Do this
Extract each record and reproduce it exactly.
====== Provided entries
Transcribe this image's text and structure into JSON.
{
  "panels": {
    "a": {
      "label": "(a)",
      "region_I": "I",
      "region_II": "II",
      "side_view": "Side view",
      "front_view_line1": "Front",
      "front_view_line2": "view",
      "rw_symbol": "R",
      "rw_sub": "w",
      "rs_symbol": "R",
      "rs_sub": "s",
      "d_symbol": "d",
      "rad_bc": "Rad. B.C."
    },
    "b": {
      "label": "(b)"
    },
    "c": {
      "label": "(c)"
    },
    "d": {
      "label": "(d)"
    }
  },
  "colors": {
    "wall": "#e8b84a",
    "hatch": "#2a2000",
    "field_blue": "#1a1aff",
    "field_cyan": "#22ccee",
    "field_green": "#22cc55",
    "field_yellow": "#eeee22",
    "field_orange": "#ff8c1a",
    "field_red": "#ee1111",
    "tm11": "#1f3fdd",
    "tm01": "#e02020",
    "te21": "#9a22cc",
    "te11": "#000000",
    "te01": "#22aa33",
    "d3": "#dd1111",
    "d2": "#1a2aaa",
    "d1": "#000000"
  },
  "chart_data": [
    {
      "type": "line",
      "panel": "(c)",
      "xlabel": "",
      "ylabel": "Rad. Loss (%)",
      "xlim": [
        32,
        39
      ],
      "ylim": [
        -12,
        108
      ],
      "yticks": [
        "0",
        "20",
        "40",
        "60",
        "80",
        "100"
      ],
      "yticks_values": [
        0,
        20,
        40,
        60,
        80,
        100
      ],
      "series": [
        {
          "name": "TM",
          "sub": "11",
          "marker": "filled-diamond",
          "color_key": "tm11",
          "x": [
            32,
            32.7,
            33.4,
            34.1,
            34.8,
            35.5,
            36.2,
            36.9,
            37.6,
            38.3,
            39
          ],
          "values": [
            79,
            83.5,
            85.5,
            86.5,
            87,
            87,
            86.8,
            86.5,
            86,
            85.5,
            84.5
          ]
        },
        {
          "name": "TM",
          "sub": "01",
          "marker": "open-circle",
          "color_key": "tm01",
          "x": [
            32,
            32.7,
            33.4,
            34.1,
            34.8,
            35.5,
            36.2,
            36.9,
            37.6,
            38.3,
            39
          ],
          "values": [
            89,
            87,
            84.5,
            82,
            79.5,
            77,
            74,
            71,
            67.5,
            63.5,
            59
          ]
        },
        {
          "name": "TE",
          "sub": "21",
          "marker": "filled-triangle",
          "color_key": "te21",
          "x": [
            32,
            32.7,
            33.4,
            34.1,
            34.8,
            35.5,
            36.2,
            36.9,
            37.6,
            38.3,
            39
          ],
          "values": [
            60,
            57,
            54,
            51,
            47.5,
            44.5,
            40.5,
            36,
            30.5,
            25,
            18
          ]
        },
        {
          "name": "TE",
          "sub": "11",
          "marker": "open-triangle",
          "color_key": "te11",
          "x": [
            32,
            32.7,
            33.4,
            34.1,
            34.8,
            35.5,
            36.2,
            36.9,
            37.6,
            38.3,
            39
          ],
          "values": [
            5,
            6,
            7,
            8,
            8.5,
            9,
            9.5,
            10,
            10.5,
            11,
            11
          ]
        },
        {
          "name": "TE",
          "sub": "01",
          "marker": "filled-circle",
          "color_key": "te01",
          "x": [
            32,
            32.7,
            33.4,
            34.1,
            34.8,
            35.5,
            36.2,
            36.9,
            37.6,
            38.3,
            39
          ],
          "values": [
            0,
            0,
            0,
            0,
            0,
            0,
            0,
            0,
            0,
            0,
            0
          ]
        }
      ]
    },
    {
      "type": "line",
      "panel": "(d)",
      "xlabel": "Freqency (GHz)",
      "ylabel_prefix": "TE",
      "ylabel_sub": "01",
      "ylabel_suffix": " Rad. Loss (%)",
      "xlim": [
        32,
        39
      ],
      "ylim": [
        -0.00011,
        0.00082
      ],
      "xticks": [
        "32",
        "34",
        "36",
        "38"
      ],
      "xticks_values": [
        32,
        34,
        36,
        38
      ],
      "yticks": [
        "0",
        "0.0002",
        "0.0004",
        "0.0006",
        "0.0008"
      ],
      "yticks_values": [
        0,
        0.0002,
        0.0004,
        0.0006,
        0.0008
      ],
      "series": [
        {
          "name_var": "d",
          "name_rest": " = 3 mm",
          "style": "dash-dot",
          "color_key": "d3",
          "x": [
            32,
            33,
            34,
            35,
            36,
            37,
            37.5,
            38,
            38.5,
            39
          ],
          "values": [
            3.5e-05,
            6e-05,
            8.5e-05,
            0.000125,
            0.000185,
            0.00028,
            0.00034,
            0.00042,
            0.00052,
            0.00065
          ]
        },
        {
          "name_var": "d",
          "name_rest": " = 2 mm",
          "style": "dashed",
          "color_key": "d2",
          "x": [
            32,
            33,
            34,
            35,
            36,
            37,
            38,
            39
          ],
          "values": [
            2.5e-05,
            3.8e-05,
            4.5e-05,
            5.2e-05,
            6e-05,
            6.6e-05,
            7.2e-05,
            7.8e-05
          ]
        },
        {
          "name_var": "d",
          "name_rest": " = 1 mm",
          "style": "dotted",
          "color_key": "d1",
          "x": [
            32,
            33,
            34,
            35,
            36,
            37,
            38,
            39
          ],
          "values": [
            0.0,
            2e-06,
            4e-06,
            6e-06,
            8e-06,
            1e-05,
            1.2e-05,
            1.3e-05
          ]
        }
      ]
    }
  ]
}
============
Expected answer
Transcribe this image's text and structure into JSON.
{
  "panels": {
    "a": {
      "label": "(a)",
      "region_I": "I",
      "region_II": "II",
      "side_view": "Side view",
      "front_view_line1": "Front",
      "front_view_line2": "view",
      "rw_symbol": "R",
      "rw_sub": "w",
      "rs_symbol": "R",
      "rs_sub": "s",
      "d_symbol": "d",
      "rad_bc": "Rad. B.C."
    },
    "b": {
      "label": "(b)"
    },
    "c": {
      "label": "(c)"
    },
    "d": {
      "label": "(d)"
    }
  },
  "colors": {
    "wall": "#e8b84a",
    "hatch": "#2a2000",
    "field_blue": "#1a1aff",
    "field_cyan": "#22ccee",
    "field_green": "#22cc55",
    "field_yellow": "#eeee22",
    "field_orange": "#ff8c1a",
    "field_red": "#ee1111",
    "tm11": "#1f3fdd",
    "tm01": "#e02020",
    "te21": "#9a22cc",
    "te11": "#000000",
    "te01": "#22aa33",
    "d3": "#dd1111",
    "d2": "#1a2aaa",
    "d1": "#000000"
  },
  "chart_data": [
    {
      "type": "line",
      "panel": "(c)",
      "xlabel": "",
      "ylabel": "Rad. Loss (%)",
      "xlim": [
        32,
        39
      ],
      "ylim": [
        -12,
        108
      ],
      "yticks": [
        "0",
        "20",
        "40",
        "60",
        "80",
        "100"
      ],
      "yticks_values": [
        0,
        20,
        40,
        60,
        80,
        100
      ],
      "series": [
        {
          "name": "TM",
          "sub": "11",
          "marker": "filled-diamond",
          "color_key": "tm11",
          "x": [
            32,
            32.7,
            33.4,
            34.1,
            34.8,
            35.5,
            36.2,
            36.9,
            37.6,
            38.3,
            39
          ],
          "values": [
            79,
            83.5,
            85.5,
            86.5,
            87,
            87,
            86.8,
            86.5,
            86,
            85.5,
            84.5
          ]
        },
        {
          "name": "TM",
          "sub": "01",
          "marker": "open-circle",
          "color_key": "tm01",
          "x": [
            32,
            32.7,
            33.4,
            34.1,
            34.8,
            35.5,
            36.2,
            36.9,
            37.6,
            38.3,
            39
          ],
          "values": [
            89,
            87,
            84.5,
            82,
            79.5,
            77,
            74,
            71,
            67.5,
            63.5,
            59
          ]
        },
        {
          "name": "TE",
          "sub": "21",
          "marker": "filled-triangle",
          "color_key": "te21",
          "x": [
            32,
            32.7,
            33.4,
            34.1,
            34.8,
            35.5,
            36.2,
            36.9,
            37.6,
            38.3,
            39
          ],
          "values": [
            60,
            57,
            54,
            51,
            47.5,
            44.5,
            40.5,
            36,
            30.5,
            25,
            18
          ]
        },
        {
          "name": "TE",
          "sub": "11",
          "marker": "open-triangle",
          "color_key": "te11",
          "x": [
            32,
            32.7,
            33.4,
            34.1,
            34.8,
            35.5,
            36.2,
            36.9,
            37.6,
            38.3,
            39
          ],
          "values": [
            5,
            6,
            7,
            8,
            8.5,
            9,
            9.5,
            10,
            10.5,
            11,
            11
          ]
        },
        {
          "name": "TE",
          "sub": "01",
          "marker": "filled-circle",
          "color_key": "te01",
          "x": [
            32,
            32.7,
            33.4,
            34.1,
            34.8,
            35.5,
            36.2,
            36.9,
            37.6,
            38.3,
            39
          ],
          "values": [
            0,
            0,
            0,
            0,
            0,
            0,
            0,
            0,
            0,
            0,
            0
          ]
        }
      ]
    },
    {
      "type": "line",
      "panel": "(d)",
      "xlabel": "Freqency (GHz)",
      "ylabel_prefix": "TE",
      "ylabel_sub": "01",
      "ylabel_suffix": " Rad. Loss (%)",
      "xlim": [
        32,
        39
      ],
      "ylim": [
        -0.00011,
        0.00082
      ],
      "xticks": [
        "32",
        "34",
        "36",
        "38"
      ],
      "xticks_values": [
        32,
        34,
        36,
        38
      ],
      "yticks": [
        "0",
        "0.0002",
        "0.0004",
        "0.0006",
        "0.0008"
      ],
      "yticks_values": [
        0,
        0.0002,
        0.0004,
        0.0006,
        0.0008
      ],
      "series": [
        {
          "name_var": "d",
          "name_rest": " = 3 mm",
          "style": "dash-dot",
          "color_key": "d3",
          "x": [
            32,
            33,
            34,
            35,
            36,
            37,
            37.5,
            38,
            38.5,
            39
          ],
          "values": [
            3.5e-05,
            6e-05,
            8.5e-05,
            0.000125,
            0.000185,
            0.00028,
            0.00034,
            0.00042,
            0.00052,
            0.00065
          ]
        },
        {
          "name_var": "d",
          "name_rest": " = 2 mm",
          "style": "dashed",
          "color_key": "d2",
          "x": [
            32,
            33,
            34,
            35,
            36,
            37,
            38,
            39
          ],
          "values": [
            2.5e-05,
            3.8e-05,
            4.5e-05,
            5.2e-05,
            6e-05,
            6.6e-05,
            7.2e-05,
            7.8e-05
          ]
        },
        {
          "name_var": "d",
          "name_rest": " = 1 mm",
          "style": "dotted",
          "color_key": "d1",
          "x": [
            32,
            33,
            34,
            35,
            36,
            37,
            38,
            39
          ],
          "values": [
            0.0,
            2e-06,
            4e-06,
            6e-06,
            8e-06,
            1e-05,
            1.2e-05,
            1.3e-05
          ]
        }
      ]
    }
  ]
}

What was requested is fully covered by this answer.